◆ **What the task asks**: Omit the pictures and output every entry below exactly as written.

§ §

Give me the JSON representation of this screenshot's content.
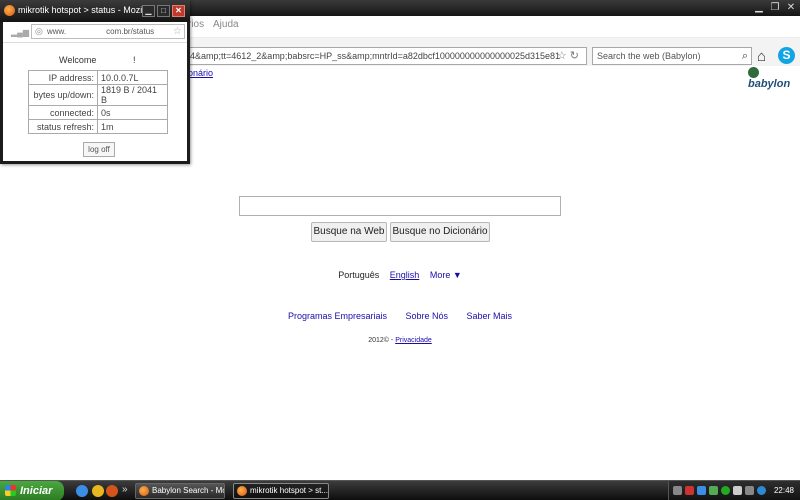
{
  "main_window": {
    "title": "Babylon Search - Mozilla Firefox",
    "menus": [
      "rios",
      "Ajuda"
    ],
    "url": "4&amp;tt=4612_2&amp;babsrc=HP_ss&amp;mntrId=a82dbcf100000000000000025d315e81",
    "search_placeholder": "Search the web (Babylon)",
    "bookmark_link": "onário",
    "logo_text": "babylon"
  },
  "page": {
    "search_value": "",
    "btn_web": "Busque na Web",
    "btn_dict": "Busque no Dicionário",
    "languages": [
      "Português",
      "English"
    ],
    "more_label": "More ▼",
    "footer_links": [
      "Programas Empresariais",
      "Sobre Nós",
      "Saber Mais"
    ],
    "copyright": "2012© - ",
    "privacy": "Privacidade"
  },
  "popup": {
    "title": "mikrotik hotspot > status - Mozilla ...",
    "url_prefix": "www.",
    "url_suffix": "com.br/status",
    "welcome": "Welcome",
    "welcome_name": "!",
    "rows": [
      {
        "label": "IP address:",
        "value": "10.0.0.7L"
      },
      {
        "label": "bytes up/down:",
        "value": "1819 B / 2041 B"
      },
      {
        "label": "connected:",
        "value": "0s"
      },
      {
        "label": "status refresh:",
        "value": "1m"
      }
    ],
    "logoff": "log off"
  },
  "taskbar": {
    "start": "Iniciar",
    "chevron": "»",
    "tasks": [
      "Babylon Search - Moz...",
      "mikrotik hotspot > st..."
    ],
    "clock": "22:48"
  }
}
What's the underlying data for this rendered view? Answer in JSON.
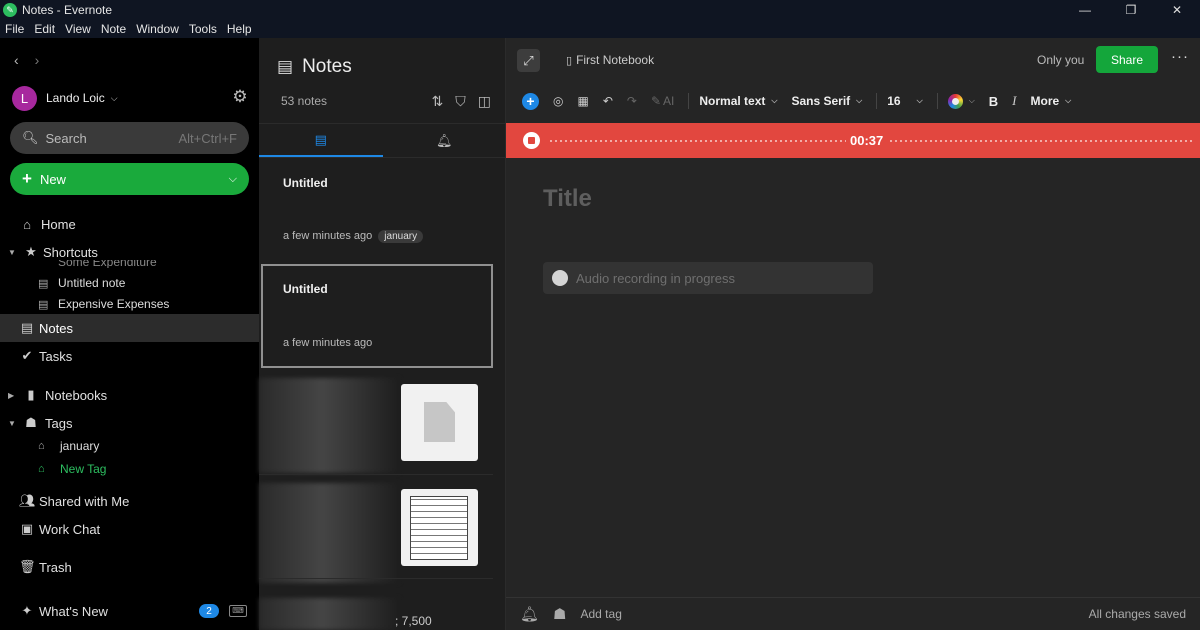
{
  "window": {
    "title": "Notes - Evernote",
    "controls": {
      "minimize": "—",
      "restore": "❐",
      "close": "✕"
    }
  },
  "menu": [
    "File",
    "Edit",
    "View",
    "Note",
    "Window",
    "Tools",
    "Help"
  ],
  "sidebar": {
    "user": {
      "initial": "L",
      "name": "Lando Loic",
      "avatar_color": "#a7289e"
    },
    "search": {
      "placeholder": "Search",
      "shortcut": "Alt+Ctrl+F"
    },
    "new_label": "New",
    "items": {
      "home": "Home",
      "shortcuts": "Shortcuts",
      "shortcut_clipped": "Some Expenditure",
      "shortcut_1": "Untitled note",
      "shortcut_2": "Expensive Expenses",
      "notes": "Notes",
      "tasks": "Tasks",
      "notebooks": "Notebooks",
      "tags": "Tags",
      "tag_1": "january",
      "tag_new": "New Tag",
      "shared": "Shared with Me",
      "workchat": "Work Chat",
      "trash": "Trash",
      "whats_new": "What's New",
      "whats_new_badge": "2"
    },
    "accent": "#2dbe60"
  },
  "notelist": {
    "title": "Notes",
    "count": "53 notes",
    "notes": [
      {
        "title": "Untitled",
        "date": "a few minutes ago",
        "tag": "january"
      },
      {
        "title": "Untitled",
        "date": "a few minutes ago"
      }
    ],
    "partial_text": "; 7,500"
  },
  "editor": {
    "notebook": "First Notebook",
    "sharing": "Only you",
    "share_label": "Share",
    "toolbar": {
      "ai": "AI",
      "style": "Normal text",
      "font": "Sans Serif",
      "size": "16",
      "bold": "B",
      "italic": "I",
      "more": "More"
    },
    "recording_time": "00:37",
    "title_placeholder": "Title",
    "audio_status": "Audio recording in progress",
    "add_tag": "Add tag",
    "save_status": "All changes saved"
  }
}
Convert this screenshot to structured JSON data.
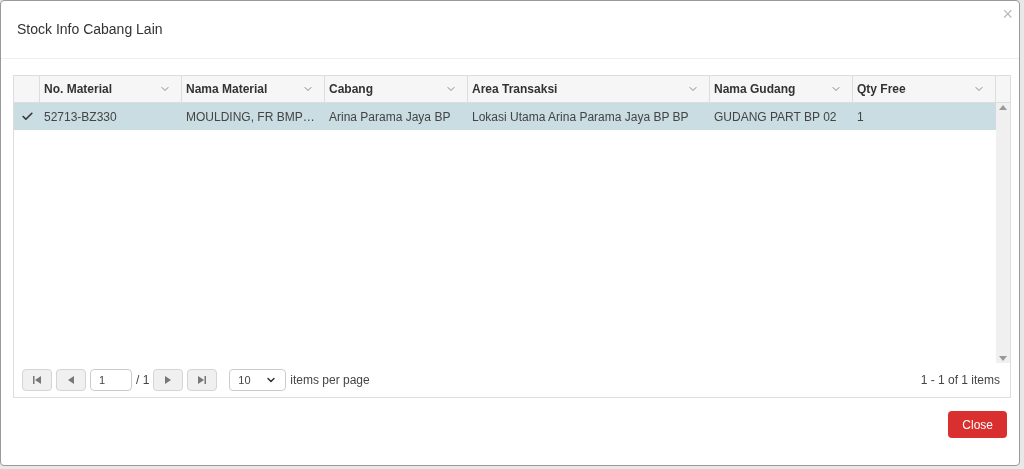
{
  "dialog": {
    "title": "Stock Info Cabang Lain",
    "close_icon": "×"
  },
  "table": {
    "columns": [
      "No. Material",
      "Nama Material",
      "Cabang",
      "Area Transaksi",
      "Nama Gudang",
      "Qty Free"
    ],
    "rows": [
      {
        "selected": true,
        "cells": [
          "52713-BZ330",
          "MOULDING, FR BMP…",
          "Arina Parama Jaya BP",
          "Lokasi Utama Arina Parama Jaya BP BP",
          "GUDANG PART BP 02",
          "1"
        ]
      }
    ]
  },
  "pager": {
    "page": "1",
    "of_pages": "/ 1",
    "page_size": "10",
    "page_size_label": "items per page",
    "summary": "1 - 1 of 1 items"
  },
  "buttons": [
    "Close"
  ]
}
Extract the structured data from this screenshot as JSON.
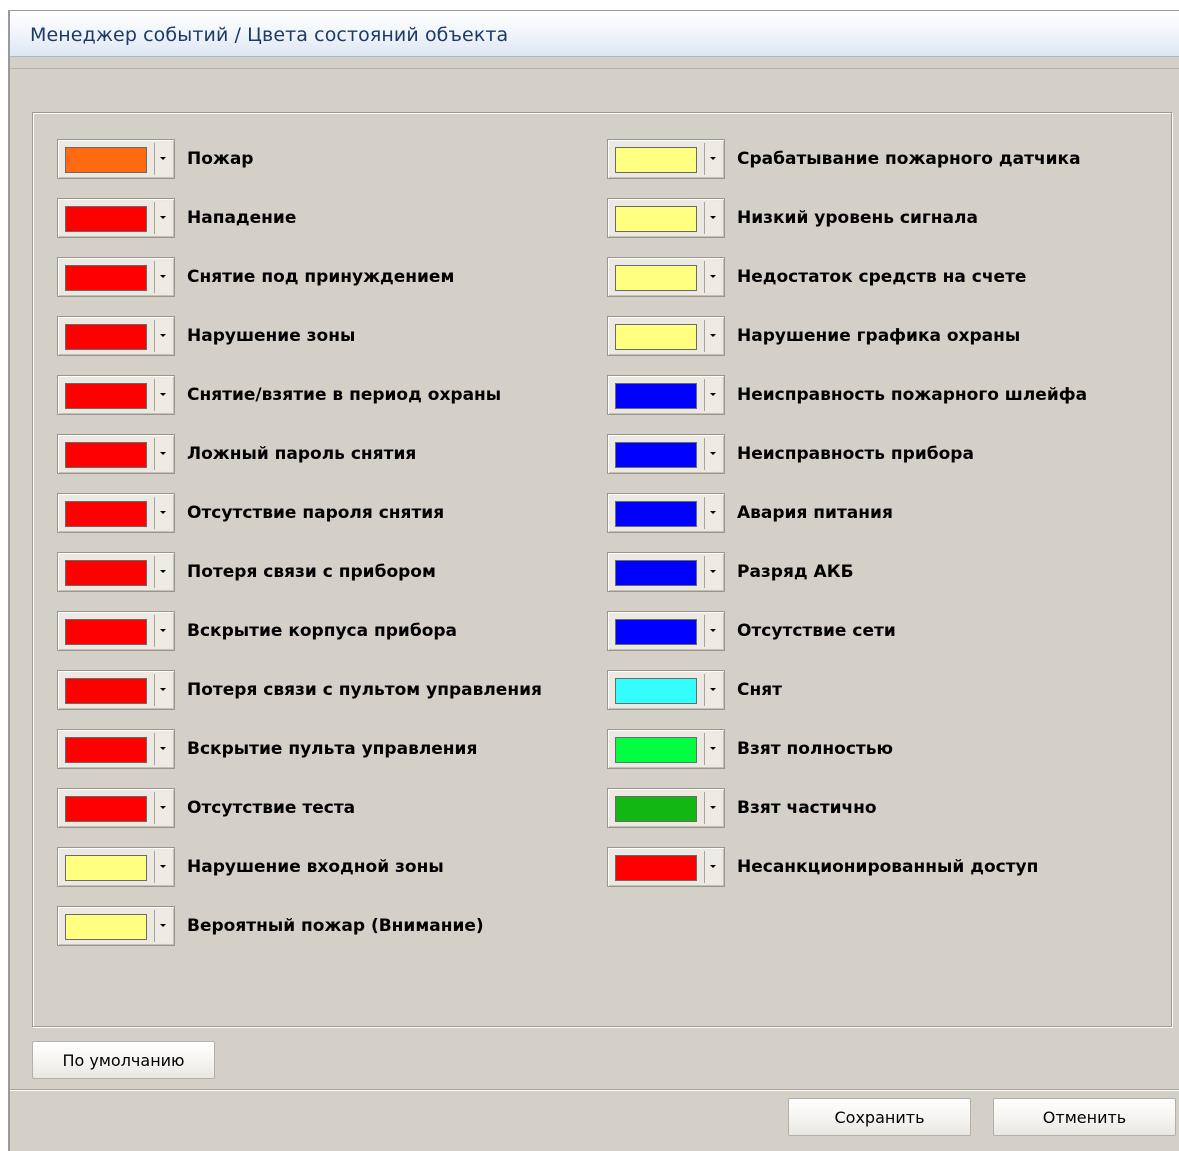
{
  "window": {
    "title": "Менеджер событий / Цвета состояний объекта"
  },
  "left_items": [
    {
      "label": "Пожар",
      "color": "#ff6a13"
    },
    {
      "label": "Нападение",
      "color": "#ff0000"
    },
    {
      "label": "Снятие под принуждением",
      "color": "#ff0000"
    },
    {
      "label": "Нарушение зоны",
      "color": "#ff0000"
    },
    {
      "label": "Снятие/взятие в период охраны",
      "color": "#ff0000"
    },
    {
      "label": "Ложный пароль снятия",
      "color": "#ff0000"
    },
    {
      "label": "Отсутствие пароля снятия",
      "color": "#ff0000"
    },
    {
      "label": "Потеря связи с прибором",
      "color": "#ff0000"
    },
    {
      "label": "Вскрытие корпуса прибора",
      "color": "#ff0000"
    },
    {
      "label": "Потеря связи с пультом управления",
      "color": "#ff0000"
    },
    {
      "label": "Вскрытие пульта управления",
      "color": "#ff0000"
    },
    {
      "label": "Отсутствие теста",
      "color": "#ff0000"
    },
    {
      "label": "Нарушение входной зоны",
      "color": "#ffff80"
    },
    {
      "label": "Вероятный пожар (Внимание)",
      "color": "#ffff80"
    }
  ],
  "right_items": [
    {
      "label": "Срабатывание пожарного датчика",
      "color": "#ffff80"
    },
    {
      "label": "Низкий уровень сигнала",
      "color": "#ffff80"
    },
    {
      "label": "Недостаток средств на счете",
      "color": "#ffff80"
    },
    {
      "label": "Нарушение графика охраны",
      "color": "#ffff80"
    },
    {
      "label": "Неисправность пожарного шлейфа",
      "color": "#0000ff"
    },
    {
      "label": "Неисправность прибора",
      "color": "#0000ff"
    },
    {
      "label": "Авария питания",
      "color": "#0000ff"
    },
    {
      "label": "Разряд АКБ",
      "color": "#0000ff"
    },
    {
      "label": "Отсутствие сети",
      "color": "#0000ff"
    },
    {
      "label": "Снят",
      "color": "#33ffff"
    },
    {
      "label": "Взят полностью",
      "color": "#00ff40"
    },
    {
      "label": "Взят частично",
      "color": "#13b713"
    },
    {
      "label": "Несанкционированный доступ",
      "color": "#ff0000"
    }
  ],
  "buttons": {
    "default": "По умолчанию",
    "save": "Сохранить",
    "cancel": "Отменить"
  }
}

§ §

◆ **Written reply**:
Give me the JSON representation of this screenshot's content.
{
  "main_window": {
    "title": "Babylon Search - Mozilla Firefox",
    "menus": [
      "rios",
      "Ajuda"
    ],
    "url": "4&amp;tt=4612_2&amp;babsrc=HP_ss&amp;mntrId=a82dbcf100000000000000025d315e81",
    "search_placeholder": "Search the web (Babylon)",
    "bookmark_link": "onário",
    "logo_text": "babylon"
  },
  "page": {
    "search_value": "",
    "btn_web": "Busque na Web",
    "btn_dict": "Busque no Dicionário",
    "languages": [
      "Português",
      "English"
    ],
    "more_label": "More ▼",
    "footer_links": [
      "Programas Empresariais",
      "Sobre Nós",
      "Saber Mais"
    ],
    "copyright": "2012© - ",
    "privacy": "Privacidade"
  },
  "popup": {
    "title": "mikrotik hotspot > status - Mozilla ...",
    "url_prefix": "www.",
    "url_suffix": "com.br/status",
    "welcome": "Welcome",
    "welcome_name": "!",
    "rows": [
      {
        "label": "IP address:",
        "value": "10.0.0.7L"
      },
      {
        "label": "bytes up/down:",
        "value": "1819 B / 2041 B"
      },
      {
        "label": "connected:",
        "value": "0s"
      },
      {
        "label": "status refresh:",
        "value": "1m"
      }
    ],
    "logoff": "log off"
  },
  "taskbar": {
    "start": "Iniciar",
    "chevron": "»",
    "tasks": [
      "Babylon Search - Moz...",
      "mikrotik hotspot > st..."
    ],
    "clock": "22:48"
  }
}
What's the underlying data for this rendered view? Answer in JSON.
{
  "window": {
    "title": "Notes - Evernote",
    "controls": {
      "minimize": "—",
      "restore": "❐",
      "close": "✕"
    }
  },
  "menu": [
    "File",
    "Edit",
    "View",
    "Note",
    "Window",
    "Tools",
    "Help"
  ],
  "sidebar": {
    "user": {
      "initial": "L",
      "name": "Lando Loic",
      "avatar_color": "#a7289e"
    },
    "search": {
      "placeholder": "Search",
      "shortcut": "Alt+Ctrl+F"
    },
    "new_label": "New",
    "items": {
      "home": "Home",
      "shortcuts": "Shortcuts",
      "shortcut_clipped": "Some Expenditure",
      "shortcut_1": "Untitled note",
      "shortcut_2": "Expensive Expenses",
      "notes": "Notes",
      "tasks": "Tasks",
      "notebooks": "Notebooks",
      "tags": "Tags",
      "tag_1": "january",
      "tag_new": "New Tag",
      "shared": "Shared with Me",
      "workchat": "Work Chat",
      "trash": "Trash",
      "whats_new": "What's New",
      "whats_new_badge": "2"
    },
    "accent": "#2dbe60"
  },
  "notelist": {
    "title": "Notes",
    "count": "53 notes",
    "notes": [
      {
        "title": "Untitled",
        "date": "a few minutes ago",
        "tag": "january"
      },
      {
        "title": "Untitled",
        "date": "a few minutes ago"
      }
    ],
    "partial_text": "; 7,500"
  },
  "editor": {
    "notebook": "First Notebook",
    "sharing": "Only you",
    "share_label": "Share",
    "toolbar": {
      "ai": "AI",
      "style": "Normal text",
      "font": "Sans Serif",
      "size": "16",
      "bold": "B",
      "italic": "I",
      "more": "More"
    },
    "recording_time": "00:37",
    "title_placeholder": "Title",
    "audio_status": "Audio recording in progress",
    "add_tag": "Add tag",
    "save_status": "All changes saved"
  }
}
Convert this screenshot to structured JSON data.
{
  "dialog": {
    "title": "Stock Info Cabang Lain",
    "close_icon": "×"
  },
  "table": {
    "columns": [
      "No. Material",
      "Nama Material",
      "Cabang",
      "Area Transaksi",
      "Nama Gudang",
      "Qty Free"
    ],
    "rows": [
      {
        "selected": true,
        "cells": [
          "52713-BZ330",
          "MOULDING, FR BMP…",
          "Arina Parama Jaya BP",
          "Lokasi Utama Arina Parama Jaya BP BP",
          "GUDANG PART BP 02",
          "1"
        ]
      }
    ]
  },
  "pager": {
    "page": "1",
    "of_pages": "/ 1",
    "page_size": "10",
    "page_size_label": "items per page",
    "summary": "1 - 1 of 1 items"
  },
  "buttons": [
    "Close"
  ]
}
Extract the structured data from this screenshot as JSON.
{
  "window": {
    "title": "Менеджер событий / Цвета состояний объекта"
  },
  "left_items": [
    {
      "label": "Пожар",
      "color": "#ff6a13"
    },
    {
      "label": "Нападение",
      "color": "#ff0000"
    },
    {
      "label": "Снятие под принуждением",
      "color": "#ff0000"
    },
    {
      "label": "Нарушение зоны",
      "color": "#ff0000"
    },
    {
      "label": "Снятие/взятие в период охраны",
      "color": "#ff0000"
    },
    {
      "label": "Ложный пароль снятия",
      "color": "#ff0000"
    },
    {
      "label": "Отсутствие пароля снятия",
      "color": "#ff0000"
    },
    {
      "label": "Потеря связи с прибором",
      "color": "#ff0000"
    },
    {
      "label": "Вскрытие корпуса прибора",
      "color": "#ff0000"
    },
    {
      "label": "Потеря связи с пультом управления",
      "color": "#ff0000"
    },
    {
      "label": "Вскрытие пульта управления",
      "color": "#ff0000"
    },
    {
      "label": "Отсутствие теста",
      "color": "#ff0000"
    },
    {
      "label": "Нарушение входной зоны",
      "color": "#ffff80"
    },
    {
      "label": "Вероятный пожар (Внимание)",
      "color": "#ffff80"
    }
  ],
  "right_items": [
    {
      "label": "Срабатывание пожарного датчика",
      "color": "#ffff80"
    },
    {
      "label": "Низкий уровень сигнала",
      "color": "#ffff80"
    },
    {
      "label": "Недостаток средств на счете",
      "color": "#ffff80"
    },
    {
      "label": "Нарушение графика охраны",
      "color": "#ffff80"
    },
    {
      "label": "Неисправность пожарного шлейфа",
      "color": "#0000ff"
    },
    {
      "label": "Неисправность прибора",
      "color": "#0000ff"
    },
    {
      "label": "Авария питания",
      "color": "#0000ff"
    },
    {
      "label": "Разряд АКБ",
      "color": "#0000ff"
    },
    {
      "label": "Отсутствие сети",
      "color": "#0000ff"
    },
    {
      "label": "Снят",
      "color": "#33ffff"
    },
    {
      "label": "Взят полностью",
      "color": "#00ff40"
    },
    {
      "label": "Взят частично",
      "color": "#13b713"
    },
    {
      "label": "Несанкционированный доступ",
      "color": "#ff0000"
    }
  ],
  "buttons": {
    "default": "По умолчанию",
    "save": "Сохранить",
    "cancel": "Отменить"
  }
}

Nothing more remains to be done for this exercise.